(AIM OF THE TASK) Omit the images. Copy each entry word for word.

····················

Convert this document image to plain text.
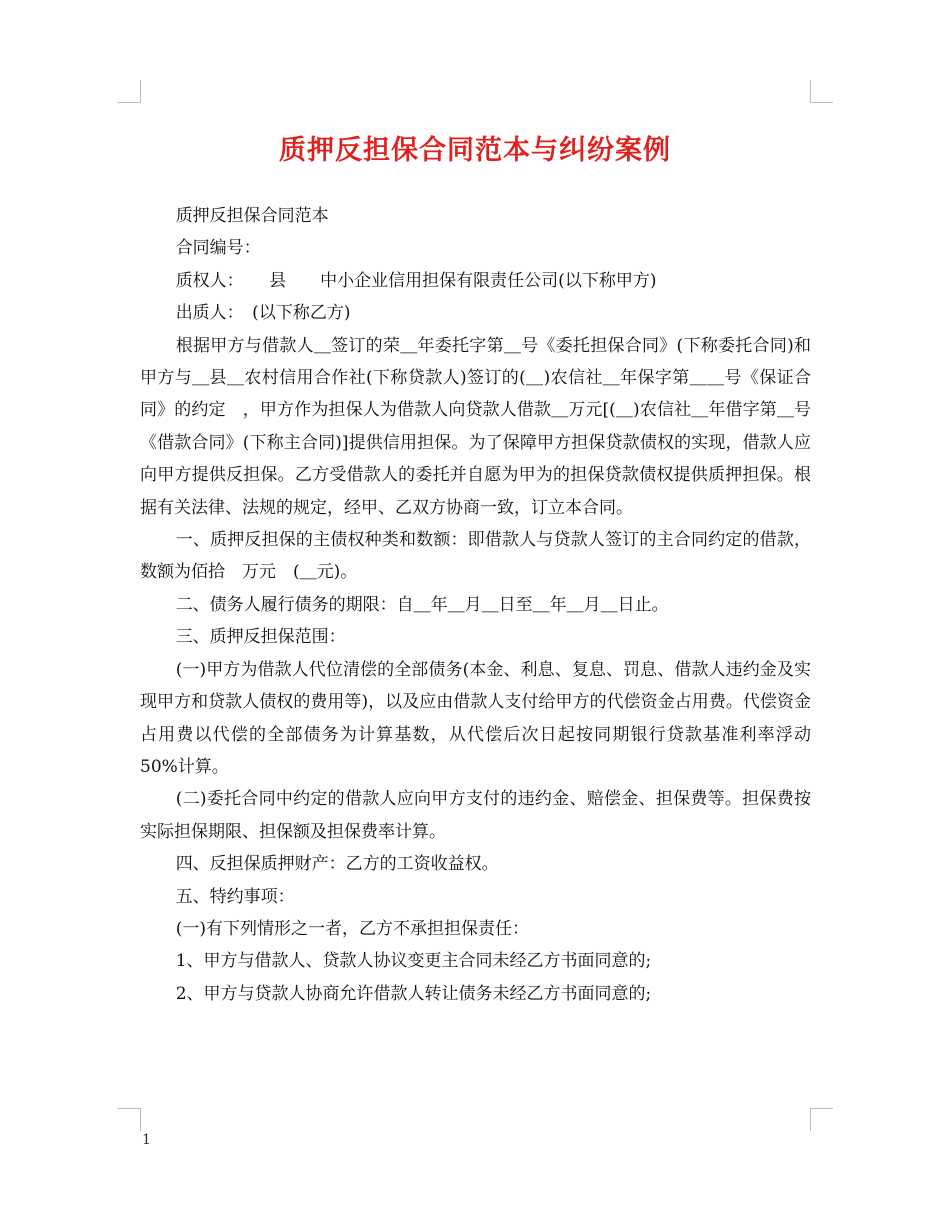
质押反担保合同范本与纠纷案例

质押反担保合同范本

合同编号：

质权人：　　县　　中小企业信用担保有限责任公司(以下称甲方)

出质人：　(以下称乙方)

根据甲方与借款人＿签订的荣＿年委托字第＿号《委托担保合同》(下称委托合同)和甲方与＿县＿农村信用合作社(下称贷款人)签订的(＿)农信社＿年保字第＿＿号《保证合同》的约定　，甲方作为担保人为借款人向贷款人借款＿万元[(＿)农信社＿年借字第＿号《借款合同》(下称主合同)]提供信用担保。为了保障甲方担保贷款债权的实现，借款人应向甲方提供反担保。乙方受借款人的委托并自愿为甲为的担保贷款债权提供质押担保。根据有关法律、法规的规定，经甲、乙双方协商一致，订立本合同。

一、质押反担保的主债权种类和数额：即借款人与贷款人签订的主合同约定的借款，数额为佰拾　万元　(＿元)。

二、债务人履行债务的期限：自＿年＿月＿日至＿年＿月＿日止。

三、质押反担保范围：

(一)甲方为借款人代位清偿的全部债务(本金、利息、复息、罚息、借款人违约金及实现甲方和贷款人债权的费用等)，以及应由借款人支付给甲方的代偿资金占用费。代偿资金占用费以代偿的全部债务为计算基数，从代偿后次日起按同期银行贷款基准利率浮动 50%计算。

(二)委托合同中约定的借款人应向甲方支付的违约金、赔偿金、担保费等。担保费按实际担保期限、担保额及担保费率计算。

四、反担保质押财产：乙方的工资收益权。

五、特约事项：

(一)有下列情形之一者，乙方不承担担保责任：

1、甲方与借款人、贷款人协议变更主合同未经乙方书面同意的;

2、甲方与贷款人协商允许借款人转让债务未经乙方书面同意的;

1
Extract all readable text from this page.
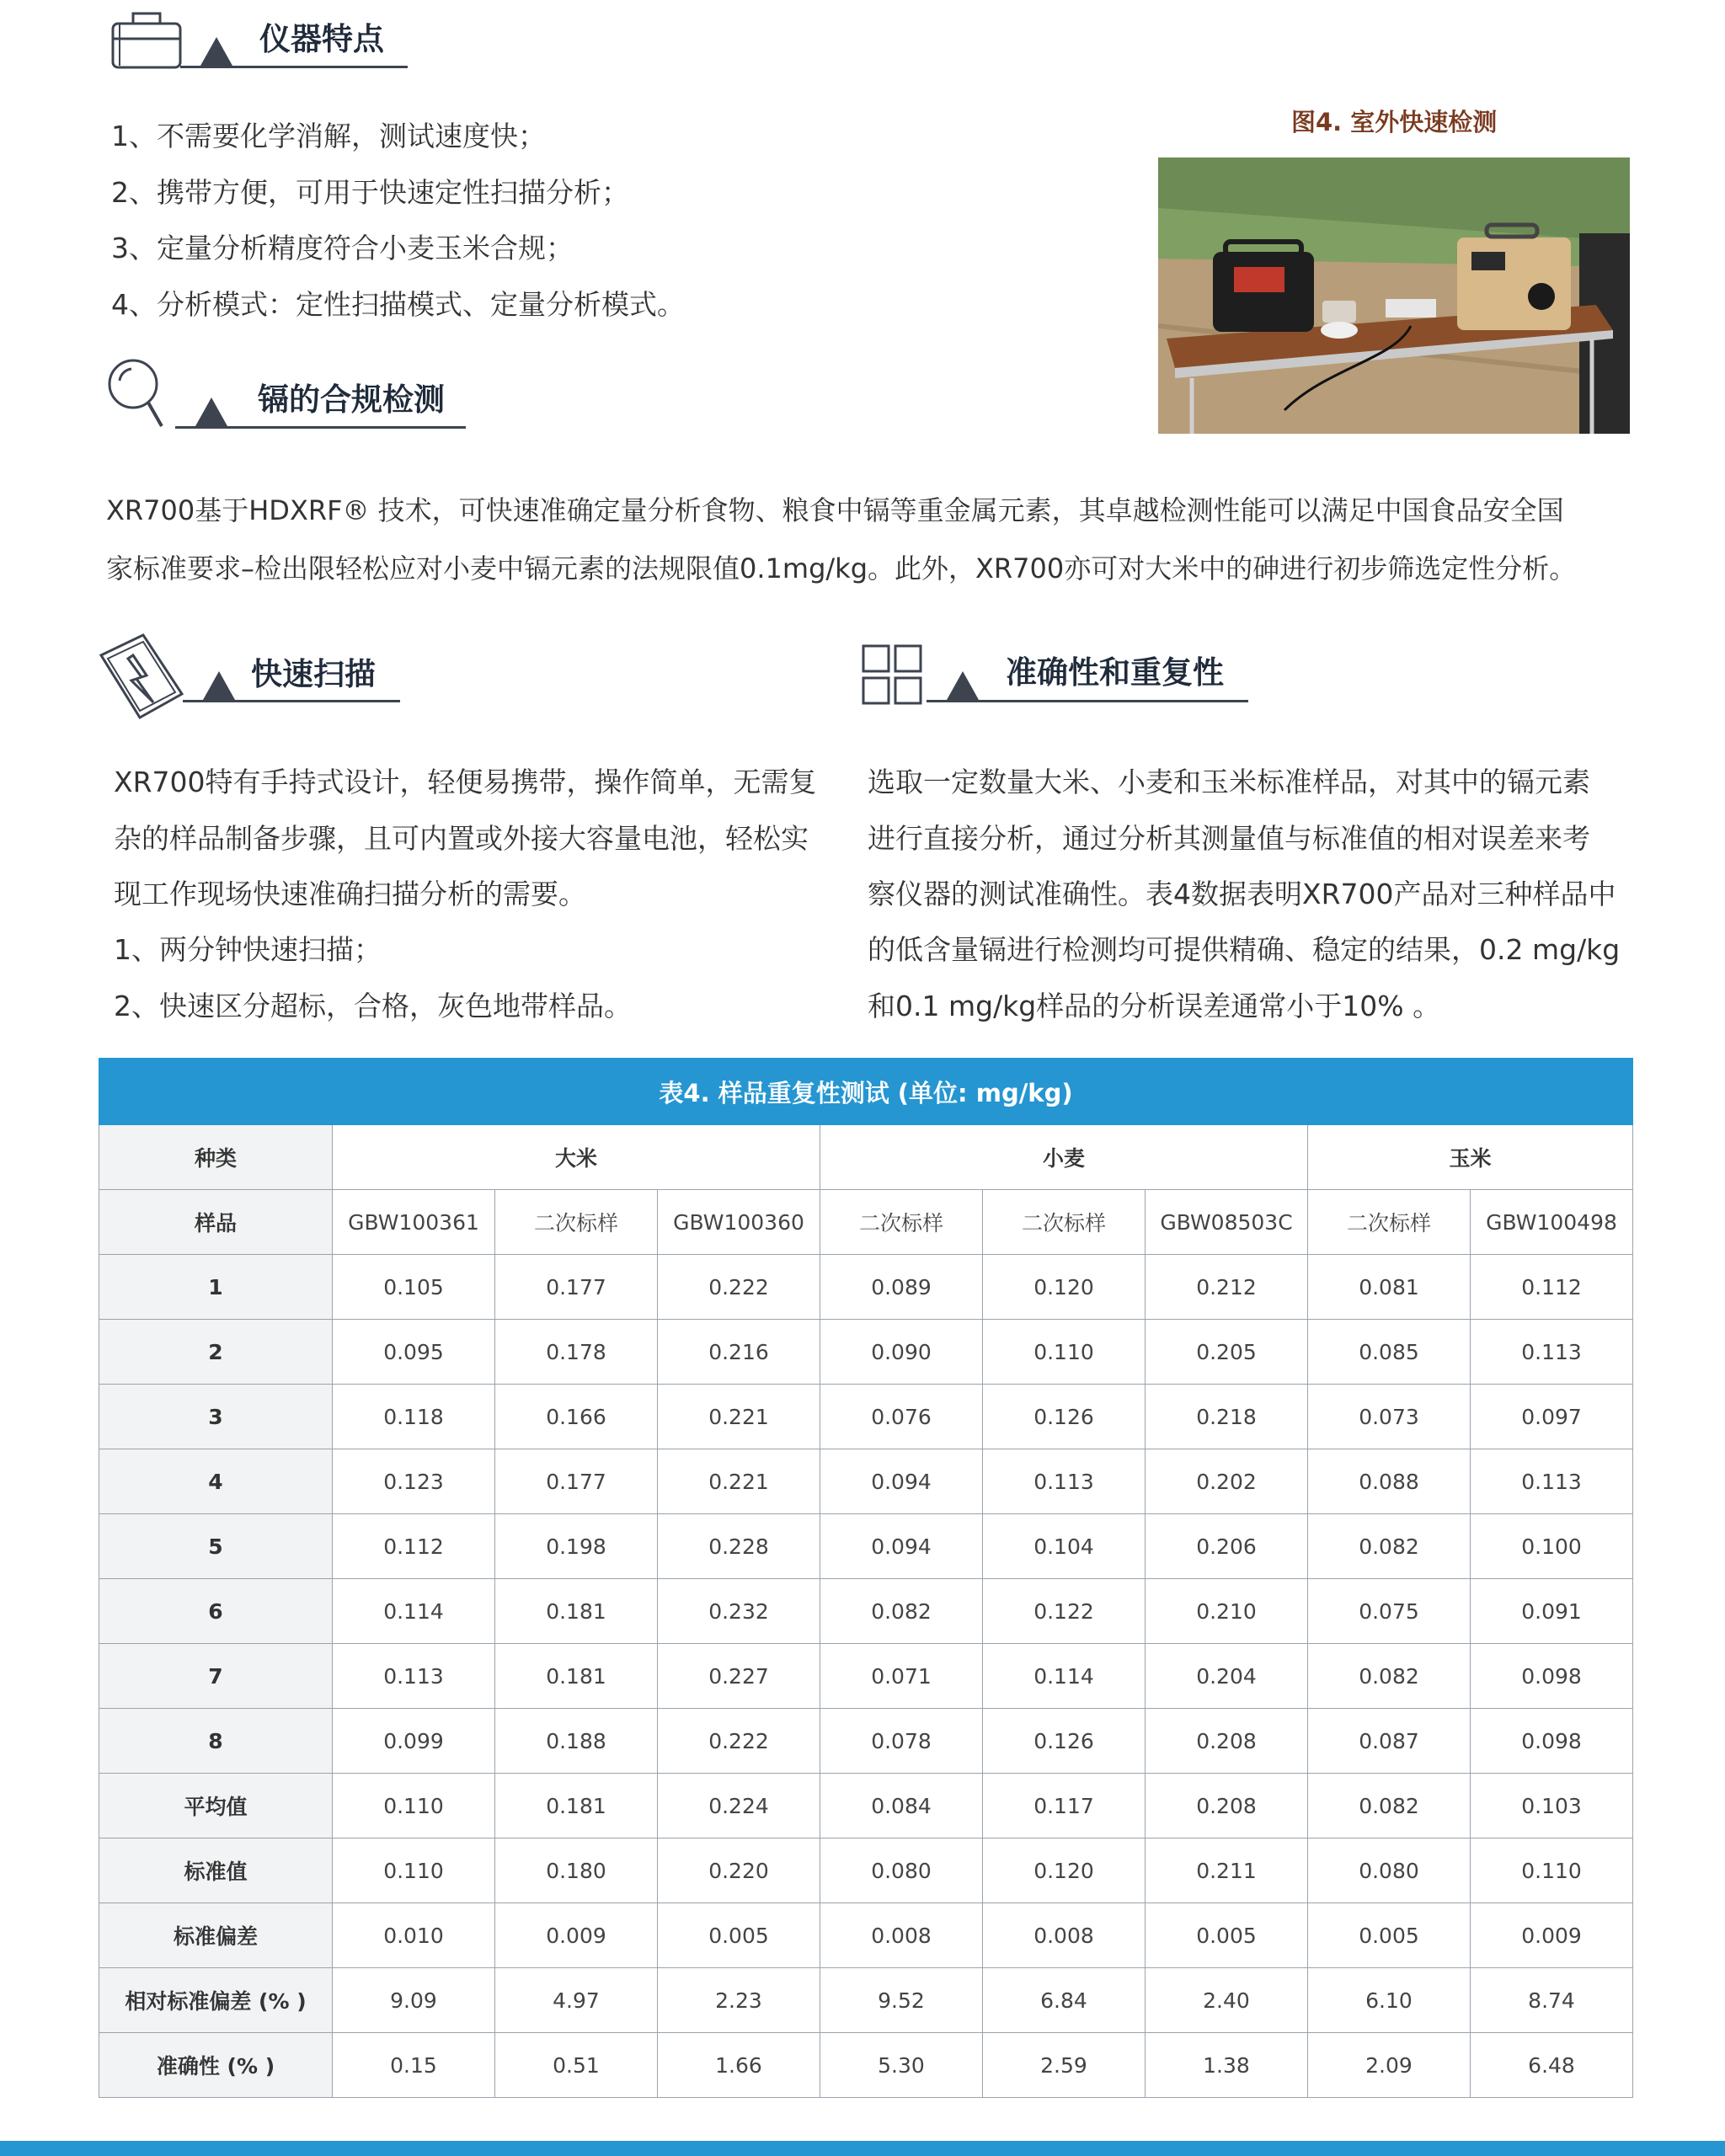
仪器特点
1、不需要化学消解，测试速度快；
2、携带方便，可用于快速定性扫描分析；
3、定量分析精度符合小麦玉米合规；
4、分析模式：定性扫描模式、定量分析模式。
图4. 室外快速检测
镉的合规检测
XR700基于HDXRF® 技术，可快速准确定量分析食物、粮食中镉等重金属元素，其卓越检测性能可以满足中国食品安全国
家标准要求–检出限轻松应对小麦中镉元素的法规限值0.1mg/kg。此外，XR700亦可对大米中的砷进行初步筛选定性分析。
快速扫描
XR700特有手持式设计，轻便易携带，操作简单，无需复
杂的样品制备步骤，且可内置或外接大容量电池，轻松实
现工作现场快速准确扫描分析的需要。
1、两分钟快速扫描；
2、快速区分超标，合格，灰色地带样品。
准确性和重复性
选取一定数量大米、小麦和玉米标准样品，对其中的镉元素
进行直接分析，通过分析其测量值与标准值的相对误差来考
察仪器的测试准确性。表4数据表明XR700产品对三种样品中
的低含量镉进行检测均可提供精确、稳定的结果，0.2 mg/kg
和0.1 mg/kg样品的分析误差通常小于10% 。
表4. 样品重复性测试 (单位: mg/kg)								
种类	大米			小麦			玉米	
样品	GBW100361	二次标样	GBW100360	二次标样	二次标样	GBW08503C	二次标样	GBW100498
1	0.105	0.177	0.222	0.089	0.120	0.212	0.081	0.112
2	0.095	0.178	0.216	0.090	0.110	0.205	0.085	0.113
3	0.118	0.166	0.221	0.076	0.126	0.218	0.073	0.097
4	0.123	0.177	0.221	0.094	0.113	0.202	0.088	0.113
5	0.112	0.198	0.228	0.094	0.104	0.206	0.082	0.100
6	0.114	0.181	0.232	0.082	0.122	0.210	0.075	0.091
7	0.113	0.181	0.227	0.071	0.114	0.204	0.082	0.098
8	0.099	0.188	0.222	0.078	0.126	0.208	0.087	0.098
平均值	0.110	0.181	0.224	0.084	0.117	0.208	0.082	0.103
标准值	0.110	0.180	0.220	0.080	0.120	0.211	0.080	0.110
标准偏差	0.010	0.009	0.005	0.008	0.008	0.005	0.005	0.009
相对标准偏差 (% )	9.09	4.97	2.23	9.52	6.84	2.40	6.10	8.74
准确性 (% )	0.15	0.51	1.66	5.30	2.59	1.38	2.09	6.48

····················

(EXERCISE RESULT)
Convert this document image to plain text.
质押反担保合同范本与纠纷案例

质押反担保合同范本

合同编号：

质权人：　　县　　中小企业信用担保有限责任公司(以下称甲方)

出质人：　(以下称乙方)

根据甲方与借款人＿签订的荣＿年委托字第＿号《委托担保合同》(下称委托合同)和甲方与＿县＿农村信用合作社(下称贷款人)签订的(＿)农信社＿年保字第＿＿号《保证合同》的约定　，甲方作为担保人为借款人向贷款人借款＿万元[(＿)农信社＿年借字第＿号《借款合同》(下称主合同)]提供信用担保。为了保障甲方担保贷款债权的实现，借款人应向甲方提供反担保。乙方受借款人的委托并自愿为甲为的担保贷款债权提供质押担保。根据有关法律、法规的规定，经甲、乙双方协商一致，订立本合同。

一、质押反担保的主债权种类和数额：即借款人与贷款人签订的主合同约定的借款，数额为佰拾　万元　(＿元)。

二、债务人履行债务的期限：自＿年＿月＿日至＿年＿月＿日止。

三、质押反担保范围：

(一)甲方为借款人代位清偿的全部债务(本金、利息、复息、罚息、借款人违约金及实现甲方和贷款人债权的费用等)，以及应由借款人支付给甲方的代偿资金占用费。代偿资金占用费以代偿的全部债务为计算基数，从代偿后次日起按同期银行贷款基准利率浮动 50%计算。

(二)委托合同中约定的借款人应向甲方支付的违约金、赔偿金、担保费等。担保费按实际担保期限、担保额及担保费率计算。

四、反担保质押财产：乙方的工资收益权。

五、特约事项：

(一)有下列情形之一者，乙方不承担担保责任：

1、甲方与借款人、贷款人协议变更主合同未经乙方书面同意的;

2、甲方与贷款人协商允许借款人转让债务未经乙方书面同意的;

1
Extract all readable text from this page.
仪器特点
1、不需要化学消解，测试速度快；
2、携带方便，可用于快速定性扫描分析；
3、定量分析精度符合小麦玉米合规；
4、分析模式：定性扫描模式、定量分析模式。
图4. 室外快速检测
镉的合规检测
XR700基于HDXRF® 技术，可快速准确定量分析食物、粮食中镉等重金属元素，其卓越检测性能可以满足中国食品安全国
家标准要求–检出限轻松应对小麦中镉元素的法规限值0.1mg/kg。此外，XR700亦可对大米中的砷进行初步筛选定性分析。
快速扫描
XR700特有手持式设计，轻便易携带，操作简单，无需复
杂的样品制备步骤，且可内置或外接大容量电池，轻松实
现工作现场快速准确扫描分析的需要。
1、两分钟快速扫描；
2、快速区分超标，合格，灰色地带样品。
准确性和重复性
选取一定数量大米、小麦和玉米标准样品，对其中的镉元素
进行直接分析，通过分析其测量值与标准值的相对误差来考
察仪器的测试准确性。表4数据表明XR700产品对三种样品中
的低含量镉进行检测均可提供精确、稳定的结果，0.2 mg/kg
和0.1 mg/kg样品的分析误差通常小于10% 。
表4. 样品重复性测试 (单位: mg/kg)								
种类	大米			小麦			玉米	
样品	GBW100361	二次标样	GBW100360	二次标样	二次标样	GBW08503C	二次标样	GBW100498
1	0.105	0.177	0.222	0.089	0.120	0.212	0.081	0.112
2	0.095	0.178	0.216	0.090	0.110	0.205	0.085	0.113
3	0.118	0.166	0.221	0.076	0.126	0.218	0.073	0.097
4	0.123	0.177	0.221	0.094	0.113	0.202	0.088	0.113
5	0.112	0.198	0.228	0.094	0.104	0.206	0.082	0.100
6	0.114	0.181	0.232	0.082	0.122	0.210	0.075	0.091
7	0.113	0.181	0.227	0.071	0.114	0.204	0.082	0.098
8	0.099	0.188	0.222	0.078	0.126	0.208	0.087	0.098
平均值	0.110	0.181	0.224	0.084	0.117	0.208	0.082	0.103
标准值	0.110	0.180	0.220	0.080	0.120	0.211	0.080	0.110
标准偏差	0.010	0.009	0.005	0.008	0.008	0.005	0.005	0.009
相对标准偏差 (% )	9.09	4.97	2.23	9.52	6.84	2.40	6.10	8.74
准确性 (% )	0.15	0.51	1.66	5.30	2.59	1.38	2.09	6.48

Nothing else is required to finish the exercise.